* _REQUEST_: Quote the data below in full, please, without altering anything.

(Raw records)
======
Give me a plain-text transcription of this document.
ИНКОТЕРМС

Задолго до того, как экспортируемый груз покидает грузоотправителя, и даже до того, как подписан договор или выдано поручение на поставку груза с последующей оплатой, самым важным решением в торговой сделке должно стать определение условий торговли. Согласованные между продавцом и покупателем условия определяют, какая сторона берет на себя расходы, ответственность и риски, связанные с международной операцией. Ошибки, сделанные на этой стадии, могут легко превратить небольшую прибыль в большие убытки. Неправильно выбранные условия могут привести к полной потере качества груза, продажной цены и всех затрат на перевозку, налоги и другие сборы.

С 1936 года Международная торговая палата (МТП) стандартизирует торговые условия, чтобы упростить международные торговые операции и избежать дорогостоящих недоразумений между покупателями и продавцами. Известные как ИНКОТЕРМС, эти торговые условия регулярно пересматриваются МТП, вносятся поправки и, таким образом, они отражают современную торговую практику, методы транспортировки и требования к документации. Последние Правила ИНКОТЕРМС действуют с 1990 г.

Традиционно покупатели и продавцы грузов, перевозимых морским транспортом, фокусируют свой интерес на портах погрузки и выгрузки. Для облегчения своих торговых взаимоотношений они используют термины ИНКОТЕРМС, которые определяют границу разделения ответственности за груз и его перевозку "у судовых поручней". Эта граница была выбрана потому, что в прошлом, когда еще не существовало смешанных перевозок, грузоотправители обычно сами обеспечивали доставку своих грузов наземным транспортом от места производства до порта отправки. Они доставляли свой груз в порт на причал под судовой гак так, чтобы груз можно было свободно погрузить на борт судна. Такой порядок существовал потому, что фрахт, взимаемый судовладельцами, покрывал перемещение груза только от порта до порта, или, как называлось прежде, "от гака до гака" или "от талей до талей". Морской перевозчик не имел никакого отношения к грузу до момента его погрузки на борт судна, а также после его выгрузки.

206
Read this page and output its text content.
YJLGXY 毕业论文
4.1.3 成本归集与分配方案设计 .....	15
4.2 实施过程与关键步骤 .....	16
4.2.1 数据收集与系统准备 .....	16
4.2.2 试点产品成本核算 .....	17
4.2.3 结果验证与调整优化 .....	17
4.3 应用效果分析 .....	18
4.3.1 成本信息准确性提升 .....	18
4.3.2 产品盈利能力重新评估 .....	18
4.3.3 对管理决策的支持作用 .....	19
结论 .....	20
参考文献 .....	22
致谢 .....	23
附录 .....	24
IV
======
* _EXERCISE SOLUTION_:
Give me a plain-text transcription of this document.
ИНКОТЕРМС

Задолго до того, как экспортируемый груз покидает грузоотправителя, и даже до того, как подписан договор или выдано поручение на поставку груза с последующей оплатой, самым важным решением в торговой сделке должно стать определение условий торговли. Согласованные между продавцом и покупателем условия определяют, какая сторона берет на себя расходы, ответственность и риски, связанные с международной операцией. Ошибки, сделанные на этой стадии, могут легко превратить небольшую прибыль в большие убытки. Неправильно выбранные условия могут привести к полной потере качества груза, продажной цены и всех затрат на перевозку, налоги и другие сборы.

С 1936 года Международная торговая палата (МТП) стандартизирует торговые условия, чтобы упростить международные торговые операции и избежать дорогостоящих недоразумений между покупателями и продавцами. Известные как ИНКОТЕРМС, эти торговые условия регулярно пересматриваются МТП, вносятся поправки и, таким образом, они отражают современную торговую практику, методы транспортировки и требования к документации. Последние Правила ИНКОТЕРМС действуют с 1990 г.

Традиционно покупатели и продавцы грузов, перевозимых морским транспортом, фокусируют свой интерес на портах погрузки и выгрузки. Для облегчения своих торговых взаимоотношений они используют термины ИНКОТЕРМС, которые определяют границу разделения ответственности за груз и его перевозку "у судовых поручней". Эта граница была выбрана потому, что в прошлом, когда еще не существовало смешанных перевозок, грузоотправители обычно сами обеспечивали доставку своих грузов наземным транспортом от места производства до порта отправки. Они доставляли свой груз в порт на причал под судовой гак так, чтобы груз можно было свободно погрузить на борт судна. Такой порядок существовал потому, что фрахт, взимаемый судовладельцами, покрывал перемещение груза только от порта до порта, или, как называлось прежде, "от гака до гака" или "от талей до талей". Морской перевозчик не имел никакого отношения к грузу до момента его погрузки на борт судна, а также после его выгрузки.

206
Read this page and output its text content.
YJLGXY 毕业论文
4.1.3 成本归集与分配方案设计 .....	15
4.2 实施过程与关键步骤 .....	16
4.2.1 数据收集与系统准备 .....	16
4.2.2 试点产品成本核算 .....	17
4.2.3 结果验证与调整优化 .....	17
4.3 应用效果分析 .....	18
4.3.1 成本信息准确性提升 .....	18
4.3.2 产品盈利能力重新评估 .....	18
4.3.3 对管理决策的支持作用 .....	19
结论 .....	20
参考文献 .....	22
致谢 .....	23
附录 .....	24
IV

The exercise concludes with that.